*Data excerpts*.
▬▬▬▬▬▬

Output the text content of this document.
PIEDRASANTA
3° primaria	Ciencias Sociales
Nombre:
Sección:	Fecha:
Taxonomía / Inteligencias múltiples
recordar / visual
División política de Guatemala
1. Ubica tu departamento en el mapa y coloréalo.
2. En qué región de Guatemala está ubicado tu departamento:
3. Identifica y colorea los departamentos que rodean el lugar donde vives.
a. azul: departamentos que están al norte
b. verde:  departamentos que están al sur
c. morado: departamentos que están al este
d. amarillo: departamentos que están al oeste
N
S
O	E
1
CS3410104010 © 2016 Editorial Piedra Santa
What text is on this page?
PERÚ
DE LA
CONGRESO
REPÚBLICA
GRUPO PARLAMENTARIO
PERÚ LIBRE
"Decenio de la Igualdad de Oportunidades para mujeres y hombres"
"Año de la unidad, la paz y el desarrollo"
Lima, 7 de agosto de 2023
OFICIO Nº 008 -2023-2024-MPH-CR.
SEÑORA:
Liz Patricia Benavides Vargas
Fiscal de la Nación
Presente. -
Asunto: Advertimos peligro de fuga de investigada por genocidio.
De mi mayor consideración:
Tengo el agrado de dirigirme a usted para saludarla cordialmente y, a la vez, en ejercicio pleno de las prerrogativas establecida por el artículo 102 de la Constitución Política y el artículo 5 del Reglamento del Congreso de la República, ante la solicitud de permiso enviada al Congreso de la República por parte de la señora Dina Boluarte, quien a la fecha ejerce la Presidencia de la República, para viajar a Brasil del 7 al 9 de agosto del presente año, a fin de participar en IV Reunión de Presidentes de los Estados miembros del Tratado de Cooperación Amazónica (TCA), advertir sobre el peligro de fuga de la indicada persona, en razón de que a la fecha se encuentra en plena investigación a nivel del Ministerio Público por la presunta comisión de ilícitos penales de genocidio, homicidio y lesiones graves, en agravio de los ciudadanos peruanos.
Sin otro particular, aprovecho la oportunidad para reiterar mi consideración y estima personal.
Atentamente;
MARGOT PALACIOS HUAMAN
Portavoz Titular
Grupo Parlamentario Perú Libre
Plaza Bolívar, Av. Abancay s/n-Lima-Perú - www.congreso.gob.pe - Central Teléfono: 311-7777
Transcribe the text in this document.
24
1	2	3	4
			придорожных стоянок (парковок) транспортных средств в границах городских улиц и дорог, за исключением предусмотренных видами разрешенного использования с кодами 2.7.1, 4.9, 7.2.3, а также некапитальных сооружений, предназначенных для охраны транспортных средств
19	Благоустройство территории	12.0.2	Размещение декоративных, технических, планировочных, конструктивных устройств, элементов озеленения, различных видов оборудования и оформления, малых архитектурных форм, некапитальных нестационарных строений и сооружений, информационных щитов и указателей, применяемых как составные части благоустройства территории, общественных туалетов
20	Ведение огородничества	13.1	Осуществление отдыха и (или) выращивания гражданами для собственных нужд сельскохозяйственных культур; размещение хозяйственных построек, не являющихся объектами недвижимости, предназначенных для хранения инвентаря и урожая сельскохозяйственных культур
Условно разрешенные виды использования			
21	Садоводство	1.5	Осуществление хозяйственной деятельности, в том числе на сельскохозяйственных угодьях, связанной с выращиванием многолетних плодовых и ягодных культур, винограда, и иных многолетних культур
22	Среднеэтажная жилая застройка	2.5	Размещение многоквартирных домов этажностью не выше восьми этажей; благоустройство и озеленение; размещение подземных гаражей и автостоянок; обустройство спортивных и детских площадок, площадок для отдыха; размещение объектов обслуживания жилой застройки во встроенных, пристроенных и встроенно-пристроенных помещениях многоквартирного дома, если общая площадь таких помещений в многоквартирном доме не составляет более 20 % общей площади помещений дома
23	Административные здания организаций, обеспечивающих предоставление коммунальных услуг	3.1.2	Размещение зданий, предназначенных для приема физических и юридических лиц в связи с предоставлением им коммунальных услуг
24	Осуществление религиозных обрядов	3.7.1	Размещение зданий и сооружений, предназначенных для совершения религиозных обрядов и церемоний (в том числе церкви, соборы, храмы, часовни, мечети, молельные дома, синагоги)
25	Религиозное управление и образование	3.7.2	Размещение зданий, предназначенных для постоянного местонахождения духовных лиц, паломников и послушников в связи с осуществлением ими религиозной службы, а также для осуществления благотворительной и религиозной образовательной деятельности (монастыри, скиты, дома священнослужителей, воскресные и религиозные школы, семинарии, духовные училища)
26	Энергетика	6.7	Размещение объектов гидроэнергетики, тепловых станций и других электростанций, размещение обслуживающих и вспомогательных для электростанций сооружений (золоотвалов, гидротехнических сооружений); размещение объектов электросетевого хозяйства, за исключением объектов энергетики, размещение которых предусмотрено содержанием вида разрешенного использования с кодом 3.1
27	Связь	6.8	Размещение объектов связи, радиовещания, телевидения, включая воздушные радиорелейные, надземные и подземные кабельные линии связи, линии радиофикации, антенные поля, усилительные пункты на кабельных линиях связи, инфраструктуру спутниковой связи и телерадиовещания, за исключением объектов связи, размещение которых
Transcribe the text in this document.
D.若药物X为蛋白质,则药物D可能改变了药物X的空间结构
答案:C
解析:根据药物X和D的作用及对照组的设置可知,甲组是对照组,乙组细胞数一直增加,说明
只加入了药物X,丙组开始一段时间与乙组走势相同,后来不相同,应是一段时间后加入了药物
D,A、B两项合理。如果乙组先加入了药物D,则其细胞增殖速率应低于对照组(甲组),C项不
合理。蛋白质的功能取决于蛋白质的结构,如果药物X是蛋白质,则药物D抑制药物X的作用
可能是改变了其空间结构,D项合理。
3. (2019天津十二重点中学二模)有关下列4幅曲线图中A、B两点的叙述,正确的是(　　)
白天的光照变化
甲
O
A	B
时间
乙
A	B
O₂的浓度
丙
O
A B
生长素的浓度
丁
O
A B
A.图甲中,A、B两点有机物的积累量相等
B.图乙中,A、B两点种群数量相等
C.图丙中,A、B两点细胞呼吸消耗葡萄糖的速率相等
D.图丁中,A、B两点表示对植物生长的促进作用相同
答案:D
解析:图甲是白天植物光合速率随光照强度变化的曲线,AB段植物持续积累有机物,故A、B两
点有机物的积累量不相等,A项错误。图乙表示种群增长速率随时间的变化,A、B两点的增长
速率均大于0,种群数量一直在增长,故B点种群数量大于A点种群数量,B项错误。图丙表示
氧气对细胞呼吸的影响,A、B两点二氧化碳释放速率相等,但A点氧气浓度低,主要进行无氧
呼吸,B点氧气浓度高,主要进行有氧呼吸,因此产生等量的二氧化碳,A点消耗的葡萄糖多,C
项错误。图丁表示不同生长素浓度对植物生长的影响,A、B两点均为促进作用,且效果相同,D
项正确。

▬▬▬▬▬▬

*Stated exercise*. Scan the entries above. Copy each line that has the string "деятельности".

*Solved problem*.
21	Садоводство	1.5	Осуществление хозяйственной деятельности, в том числе на сельскохозяйственных угодьях, связанной с выращиванием многолетних плодовых и ягодных культур, винограда, и иных многолетних культур
25	Религиозное управление и образование	3.7.2	Размещение зданий, предназначенных для постоянного местонахождения духовных лиц, паломников и послушников в связи с осуществлением ими религиозной службы, а также для осуществления благотворительной и религиозной образовательной деятельности (монастыри, скиты, дома священнослужителей, воскресные и религиозные школы, семинарии, духовные училища)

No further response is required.